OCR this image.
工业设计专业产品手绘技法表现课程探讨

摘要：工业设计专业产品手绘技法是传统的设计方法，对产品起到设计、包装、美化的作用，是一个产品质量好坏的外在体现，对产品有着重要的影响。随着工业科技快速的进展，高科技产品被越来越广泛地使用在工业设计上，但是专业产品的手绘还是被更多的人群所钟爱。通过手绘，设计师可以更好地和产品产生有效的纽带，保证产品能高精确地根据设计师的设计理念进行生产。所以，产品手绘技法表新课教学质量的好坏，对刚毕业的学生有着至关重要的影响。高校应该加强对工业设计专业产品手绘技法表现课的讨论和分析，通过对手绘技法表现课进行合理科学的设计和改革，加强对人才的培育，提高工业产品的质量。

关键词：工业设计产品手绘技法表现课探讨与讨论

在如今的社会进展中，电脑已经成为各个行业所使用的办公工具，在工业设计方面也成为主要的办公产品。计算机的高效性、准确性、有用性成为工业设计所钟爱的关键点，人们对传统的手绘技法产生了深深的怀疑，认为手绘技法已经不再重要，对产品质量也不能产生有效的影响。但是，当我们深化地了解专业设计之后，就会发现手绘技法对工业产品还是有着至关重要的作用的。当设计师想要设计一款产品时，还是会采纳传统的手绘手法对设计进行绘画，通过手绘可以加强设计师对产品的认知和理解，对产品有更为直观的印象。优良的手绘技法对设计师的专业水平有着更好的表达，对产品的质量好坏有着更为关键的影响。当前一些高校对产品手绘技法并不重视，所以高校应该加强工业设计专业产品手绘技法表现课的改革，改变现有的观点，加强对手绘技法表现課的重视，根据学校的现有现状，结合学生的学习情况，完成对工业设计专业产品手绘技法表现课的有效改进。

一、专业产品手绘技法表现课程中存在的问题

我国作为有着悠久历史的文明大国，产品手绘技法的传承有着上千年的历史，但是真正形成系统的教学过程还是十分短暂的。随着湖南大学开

============================================================

» STATED PROBLEM: All of the data shown above must be copied exactly.

» COMPLETE OUTPUT:
OCR this image.
工业设计专业产品手绘技法表现课程探讨

摘要：工业设计专业产品手绘技法是传统的设计方法，对产品起到设计、包装、美化的作用，是一个产品质量好坏的外在体现，对产品有着重要的影响。随着工业科技快速的进展，高科技产品被越来越广泛地使用在工业设计上，但是专业产品的手绘还是被更多的人群所钟爱。通过手绘，设计师可以更好地和产品产生有效的纽带，保证产品能高精确地根据设计师的设计理念进行生产。所以，产品手绘技法表新课教学质量的好坏，对刚毕业的学生有着至关重要的影响。高校应该加强对工业设计专业产品手绘技法表现课的讨论和分析，通过对手绘技法表现课进行合理科学的设计和改革，加强对人才的培育，提高工业产品的质量。

关键词：工业设计产品手绘技法表现课探讨与讨论

在如今的社会进展中，电脑已经成为各个行业所使用的办公工具，在工业设计方面也成为主要的办公产品。计算机的高效性、准确性、有用性成为工业设计所钟爱的关键点，人们对传统的手绘技法产生了深深的怀疑，认为手绘技法已经不再重要，对产品质量也不能产生有效的影响。但是，当我们深化地了解专业设计之后，就会发现手绘技法对工业产品还是有着至关重要的作用的。当设计师想要设计一款产品时，还是会采纳传统的手绘手法对设计进行绘画，通过手绘可以加强设计师对产品的认知和理解，对产品有更为直观的印象。优良的手绘技法对设计师的专业水平有着更好的表达，对产品的质量好坏有着更为关键的影响。当前一些高校对产品手绘技法并不重视，所以高校应该加强工业设计专业产品手绘技法表现课的改革，改变现有的观点，加强对手绘技法表现課的重视，根据学校的现有现状，结合学生的学习情况，完成对工业设计专业产品手绘技法表现课的有效改进。

一、专业产品手绘技法表现课程中存在的问题

我国作为有着悠久历史的文明大国，产品手绘技法的传承有着上千年的历史，但是真正形成系统的教学过程还是十分短暂的。随着湖南大学开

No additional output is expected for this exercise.